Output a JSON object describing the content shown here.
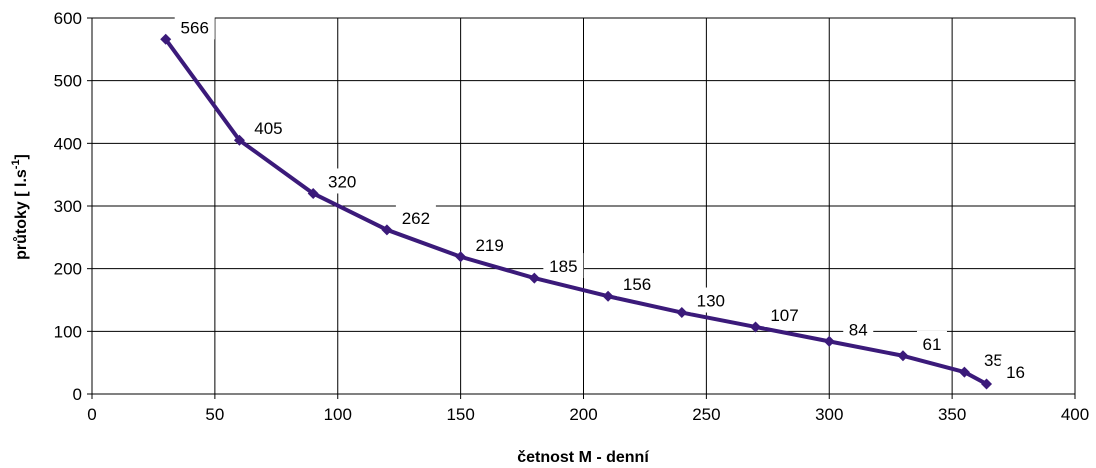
{
  "chart_data": {
    "type": "line",
    "title": "",
    "xlabel": "četnost  M - denní",
    "ylabel_main": "průtoky  [ l.s",
    "ylabel_sup": "-1",
    "ylabel_end": "]",
    "xlim": [
      0,
      400
    ],
    "ylim": [
      0,
      600
    ],
    "xticks": [
      0,
      50,
      100,
      150,
      200,
      250,
      300,
      350,
      400
    ],
    "yticks": [
      0,
      100,
      200,
      300,
      400,
      500,
      600
    ],
    "grid": true,
    "legend": "none",
    "line_color": "#3b1a7a",
    "series": [
      {
        "x": [
          30,
          60,
          90,
          120,
          150,
          180,
          210,
          240,
          270,
          300,
          330,
          355,
          364
        ],
        "values": [
          566,
          405,
          320,
          262,
          219,
          185,
          156,
          130,
          107,
          84,
          61,
          35,
          16
        ],
        "labels": [
          "566",
          "405",
          "320",
          "262",
          "219",
          "185",
          "156",
          "130",
          "107",
          "84",
          "61",
          "35",
          "16"
        ]
      }
    ]
  }
}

--------

Exercise instructions -> All the lines above are to be reproduced exactly, except the pictures.

Answer to this problem ->
Output a JSON object describing the content shown here.
{
  "chart_data": {
    "type": "line",
    "title": "",
    "xlabel": "četnost  M - denní",
    "ylabel_main": "průtoky  [ l.s",
    "ylabel_sup": "-1",
    "ylabel_end": "]",
    "xlim": [
      0,
      400
    ],
    "ylim": [
      0,
      600
    ],
    "xticks": [
      0,
      50,
      100,
      150,
      200,
      250,
      300,
      350,
      400
    ],
    "yticks": [
      0,
      100,
      200,
      300,
      400,
      500,
      600
    ],
    "grid": true,
    "legend": "none",
    "line_color": "#3b1a7a",
    "series": [
      {
        "x": [
          30,
          60,
          90,
          120,
          150,
          180,
          210,
          240,
          270,
          300,
          330,
          355,
          364
        ],
        "values": [
          566,
          405,
          320,
          262,
          219,
          185,
          156,
          130,
          107,
          84,
          61,
          35,
          16
        ],
        "labels": [
          "566",
          "405",
          "320",
          "262",
          "219",
          "185",
          "156",
          "130",
          "107",
          "84",
          "61",
          "35",
          "16"
        ]
      }
    ]
  }
}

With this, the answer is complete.